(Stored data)
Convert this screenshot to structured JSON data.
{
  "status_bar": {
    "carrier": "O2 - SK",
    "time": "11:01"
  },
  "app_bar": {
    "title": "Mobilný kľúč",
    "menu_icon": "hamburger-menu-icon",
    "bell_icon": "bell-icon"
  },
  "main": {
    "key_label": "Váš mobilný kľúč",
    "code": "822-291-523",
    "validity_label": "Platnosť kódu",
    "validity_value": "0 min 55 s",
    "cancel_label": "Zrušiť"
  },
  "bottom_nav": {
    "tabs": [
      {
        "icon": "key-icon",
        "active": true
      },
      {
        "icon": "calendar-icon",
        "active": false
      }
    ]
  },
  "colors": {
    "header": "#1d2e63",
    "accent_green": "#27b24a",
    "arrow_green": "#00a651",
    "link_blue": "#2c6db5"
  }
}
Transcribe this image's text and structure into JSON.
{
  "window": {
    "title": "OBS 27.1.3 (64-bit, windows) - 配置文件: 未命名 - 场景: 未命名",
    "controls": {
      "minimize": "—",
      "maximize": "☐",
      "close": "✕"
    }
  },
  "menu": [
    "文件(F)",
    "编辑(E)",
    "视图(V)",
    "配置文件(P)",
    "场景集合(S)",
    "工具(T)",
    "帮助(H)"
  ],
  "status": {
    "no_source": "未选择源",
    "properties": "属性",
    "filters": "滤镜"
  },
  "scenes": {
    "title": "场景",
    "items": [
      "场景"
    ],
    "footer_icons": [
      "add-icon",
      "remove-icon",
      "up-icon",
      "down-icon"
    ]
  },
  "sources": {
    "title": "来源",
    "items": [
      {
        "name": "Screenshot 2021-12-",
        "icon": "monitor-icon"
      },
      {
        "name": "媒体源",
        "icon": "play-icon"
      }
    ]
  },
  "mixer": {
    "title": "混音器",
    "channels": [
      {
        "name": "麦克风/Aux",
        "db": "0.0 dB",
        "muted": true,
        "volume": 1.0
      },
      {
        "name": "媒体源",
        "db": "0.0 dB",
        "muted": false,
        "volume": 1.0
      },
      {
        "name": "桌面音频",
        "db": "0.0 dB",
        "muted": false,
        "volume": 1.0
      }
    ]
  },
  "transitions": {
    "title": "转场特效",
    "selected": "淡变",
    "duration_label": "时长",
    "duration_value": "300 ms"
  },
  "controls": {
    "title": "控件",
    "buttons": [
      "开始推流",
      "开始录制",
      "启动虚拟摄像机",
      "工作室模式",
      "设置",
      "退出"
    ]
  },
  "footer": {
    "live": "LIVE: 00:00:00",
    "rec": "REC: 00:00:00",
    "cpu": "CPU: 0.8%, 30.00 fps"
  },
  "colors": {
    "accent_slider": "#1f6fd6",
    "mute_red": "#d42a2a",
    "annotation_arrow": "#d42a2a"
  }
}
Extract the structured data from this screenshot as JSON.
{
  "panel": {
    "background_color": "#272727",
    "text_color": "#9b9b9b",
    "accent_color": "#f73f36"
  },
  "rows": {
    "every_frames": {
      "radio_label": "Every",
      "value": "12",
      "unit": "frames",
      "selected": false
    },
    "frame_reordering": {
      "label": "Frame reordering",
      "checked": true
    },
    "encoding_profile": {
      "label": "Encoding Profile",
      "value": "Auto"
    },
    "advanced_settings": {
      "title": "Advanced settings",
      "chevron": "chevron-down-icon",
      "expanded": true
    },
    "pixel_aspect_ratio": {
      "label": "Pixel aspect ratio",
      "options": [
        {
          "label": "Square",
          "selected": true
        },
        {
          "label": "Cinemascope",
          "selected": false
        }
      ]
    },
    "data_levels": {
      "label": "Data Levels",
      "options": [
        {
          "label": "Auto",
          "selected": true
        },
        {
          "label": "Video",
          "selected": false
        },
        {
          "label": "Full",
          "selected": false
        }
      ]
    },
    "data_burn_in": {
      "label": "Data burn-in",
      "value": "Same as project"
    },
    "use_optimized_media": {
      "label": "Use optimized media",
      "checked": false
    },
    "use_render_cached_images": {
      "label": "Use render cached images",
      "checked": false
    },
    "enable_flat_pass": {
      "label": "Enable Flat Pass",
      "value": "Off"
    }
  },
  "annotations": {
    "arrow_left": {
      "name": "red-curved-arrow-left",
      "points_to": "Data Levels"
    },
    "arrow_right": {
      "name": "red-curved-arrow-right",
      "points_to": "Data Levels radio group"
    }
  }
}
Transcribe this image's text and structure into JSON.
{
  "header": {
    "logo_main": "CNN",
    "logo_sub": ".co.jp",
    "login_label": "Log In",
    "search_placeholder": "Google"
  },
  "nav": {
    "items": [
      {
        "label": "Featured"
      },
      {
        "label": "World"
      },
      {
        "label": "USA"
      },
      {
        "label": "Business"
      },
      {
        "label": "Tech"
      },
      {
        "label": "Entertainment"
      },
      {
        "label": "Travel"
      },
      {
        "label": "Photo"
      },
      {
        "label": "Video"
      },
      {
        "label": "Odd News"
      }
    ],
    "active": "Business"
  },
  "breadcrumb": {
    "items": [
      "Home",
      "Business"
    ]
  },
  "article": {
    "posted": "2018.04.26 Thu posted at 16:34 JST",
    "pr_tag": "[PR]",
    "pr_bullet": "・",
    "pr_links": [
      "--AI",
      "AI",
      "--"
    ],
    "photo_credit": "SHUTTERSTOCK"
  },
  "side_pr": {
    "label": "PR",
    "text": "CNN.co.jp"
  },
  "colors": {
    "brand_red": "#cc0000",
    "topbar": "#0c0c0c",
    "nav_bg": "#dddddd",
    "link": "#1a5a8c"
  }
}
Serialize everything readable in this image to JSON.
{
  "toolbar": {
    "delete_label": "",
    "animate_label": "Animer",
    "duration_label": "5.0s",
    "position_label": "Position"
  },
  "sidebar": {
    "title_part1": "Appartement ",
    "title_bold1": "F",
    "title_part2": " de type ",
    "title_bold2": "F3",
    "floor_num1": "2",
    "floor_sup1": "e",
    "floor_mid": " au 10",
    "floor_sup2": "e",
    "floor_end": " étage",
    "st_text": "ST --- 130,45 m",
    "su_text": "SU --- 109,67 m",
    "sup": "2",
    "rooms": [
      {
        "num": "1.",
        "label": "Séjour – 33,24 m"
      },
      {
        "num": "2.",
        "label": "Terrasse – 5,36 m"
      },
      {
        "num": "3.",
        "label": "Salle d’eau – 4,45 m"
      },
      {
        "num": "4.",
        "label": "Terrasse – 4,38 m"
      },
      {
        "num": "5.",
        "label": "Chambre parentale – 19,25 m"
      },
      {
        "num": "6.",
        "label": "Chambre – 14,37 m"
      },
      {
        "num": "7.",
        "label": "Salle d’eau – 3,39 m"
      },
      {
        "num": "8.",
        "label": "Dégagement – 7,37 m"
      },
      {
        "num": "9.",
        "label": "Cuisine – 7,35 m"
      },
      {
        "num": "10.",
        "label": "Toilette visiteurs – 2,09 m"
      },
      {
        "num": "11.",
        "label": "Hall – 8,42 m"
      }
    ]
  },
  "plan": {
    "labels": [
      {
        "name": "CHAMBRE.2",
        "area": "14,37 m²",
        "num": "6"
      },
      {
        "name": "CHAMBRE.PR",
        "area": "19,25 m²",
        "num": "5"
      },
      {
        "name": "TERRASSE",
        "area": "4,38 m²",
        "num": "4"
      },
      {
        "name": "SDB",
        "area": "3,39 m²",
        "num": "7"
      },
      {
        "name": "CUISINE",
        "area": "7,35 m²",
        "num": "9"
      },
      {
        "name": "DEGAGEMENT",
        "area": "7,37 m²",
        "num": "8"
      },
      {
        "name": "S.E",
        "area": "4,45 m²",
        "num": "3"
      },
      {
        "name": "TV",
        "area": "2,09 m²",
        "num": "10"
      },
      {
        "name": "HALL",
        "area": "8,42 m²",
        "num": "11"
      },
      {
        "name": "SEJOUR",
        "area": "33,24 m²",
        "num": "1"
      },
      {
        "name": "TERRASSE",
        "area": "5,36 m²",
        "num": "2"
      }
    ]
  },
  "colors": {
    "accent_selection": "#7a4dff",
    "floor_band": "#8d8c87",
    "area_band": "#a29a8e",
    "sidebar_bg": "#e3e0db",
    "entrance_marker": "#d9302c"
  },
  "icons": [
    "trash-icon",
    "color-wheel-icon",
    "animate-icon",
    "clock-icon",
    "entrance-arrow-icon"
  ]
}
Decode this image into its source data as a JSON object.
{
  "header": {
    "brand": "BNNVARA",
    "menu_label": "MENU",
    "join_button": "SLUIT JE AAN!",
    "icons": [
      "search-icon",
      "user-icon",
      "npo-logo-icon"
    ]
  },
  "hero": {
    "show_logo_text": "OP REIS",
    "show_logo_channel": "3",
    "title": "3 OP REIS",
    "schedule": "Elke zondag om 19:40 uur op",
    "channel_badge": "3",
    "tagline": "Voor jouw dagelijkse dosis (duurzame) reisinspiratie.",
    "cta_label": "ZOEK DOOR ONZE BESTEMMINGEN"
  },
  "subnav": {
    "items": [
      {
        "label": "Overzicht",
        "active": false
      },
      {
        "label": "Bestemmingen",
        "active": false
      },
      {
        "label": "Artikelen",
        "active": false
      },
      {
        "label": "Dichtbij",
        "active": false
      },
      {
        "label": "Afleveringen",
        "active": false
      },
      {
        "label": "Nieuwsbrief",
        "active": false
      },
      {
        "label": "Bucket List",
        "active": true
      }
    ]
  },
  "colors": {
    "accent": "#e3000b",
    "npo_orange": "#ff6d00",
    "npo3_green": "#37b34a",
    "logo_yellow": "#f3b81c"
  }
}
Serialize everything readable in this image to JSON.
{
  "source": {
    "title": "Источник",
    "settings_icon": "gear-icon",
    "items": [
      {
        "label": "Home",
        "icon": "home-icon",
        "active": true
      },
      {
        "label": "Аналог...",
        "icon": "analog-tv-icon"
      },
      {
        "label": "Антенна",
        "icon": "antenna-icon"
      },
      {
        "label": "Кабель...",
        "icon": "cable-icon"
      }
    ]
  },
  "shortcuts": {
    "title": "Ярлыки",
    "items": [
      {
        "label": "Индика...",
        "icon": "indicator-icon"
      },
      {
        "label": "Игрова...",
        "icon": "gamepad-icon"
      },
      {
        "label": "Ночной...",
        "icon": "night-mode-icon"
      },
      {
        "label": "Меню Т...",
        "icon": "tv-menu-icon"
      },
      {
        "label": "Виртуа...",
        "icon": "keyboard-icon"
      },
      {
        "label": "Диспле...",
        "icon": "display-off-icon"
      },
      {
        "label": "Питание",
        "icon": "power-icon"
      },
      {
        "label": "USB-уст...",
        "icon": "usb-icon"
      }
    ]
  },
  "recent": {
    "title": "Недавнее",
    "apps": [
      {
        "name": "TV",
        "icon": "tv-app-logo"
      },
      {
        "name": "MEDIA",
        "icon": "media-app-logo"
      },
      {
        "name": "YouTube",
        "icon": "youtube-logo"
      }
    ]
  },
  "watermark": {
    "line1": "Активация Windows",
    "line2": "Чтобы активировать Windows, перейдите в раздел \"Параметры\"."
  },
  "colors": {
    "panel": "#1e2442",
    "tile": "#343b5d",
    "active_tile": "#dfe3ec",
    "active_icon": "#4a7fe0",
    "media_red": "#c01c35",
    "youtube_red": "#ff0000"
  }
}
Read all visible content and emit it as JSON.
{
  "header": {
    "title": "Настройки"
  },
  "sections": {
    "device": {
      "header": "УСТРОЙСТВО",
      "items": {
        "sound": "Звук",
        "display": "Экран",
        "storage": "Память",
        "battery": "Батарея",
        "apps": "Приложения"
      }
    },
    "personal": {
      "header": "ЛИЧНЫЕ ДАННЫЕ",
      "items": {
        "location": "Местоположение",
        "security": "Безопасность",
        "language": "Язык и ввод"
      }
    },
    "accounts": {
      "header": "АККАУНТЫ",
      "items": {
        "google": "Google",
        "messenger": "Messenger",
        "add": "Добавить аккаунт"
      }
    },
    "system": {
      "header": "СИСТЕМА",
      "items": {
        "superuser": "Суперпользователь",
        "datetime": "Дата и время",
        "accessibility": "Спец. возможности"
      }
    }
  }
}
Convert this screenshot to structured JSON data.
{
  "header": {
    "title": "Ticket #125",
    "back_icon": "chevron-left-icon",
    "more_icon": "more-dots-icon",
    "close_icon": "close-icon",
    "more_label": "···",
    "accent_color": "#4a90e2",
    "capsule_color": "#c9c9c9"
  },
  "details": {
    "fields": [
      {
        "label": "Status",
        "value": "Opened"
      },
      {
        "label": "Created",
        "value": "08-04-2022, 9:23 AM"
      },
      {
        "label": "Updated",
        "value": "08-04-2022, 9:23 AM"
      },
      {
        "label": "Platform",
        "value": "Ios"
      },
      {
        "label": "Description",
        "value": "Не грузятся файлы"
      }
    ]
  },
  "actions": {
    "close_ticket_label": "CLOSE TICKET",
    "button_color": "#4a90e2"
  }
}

**SET EXERCISE**
Look through the material above. Copy each line where the word "curved" appears.

**RESULT OF THE EXERCISE**
      "name": "red-curved-arrow-left",
      "name": "red-curved-arrow-right",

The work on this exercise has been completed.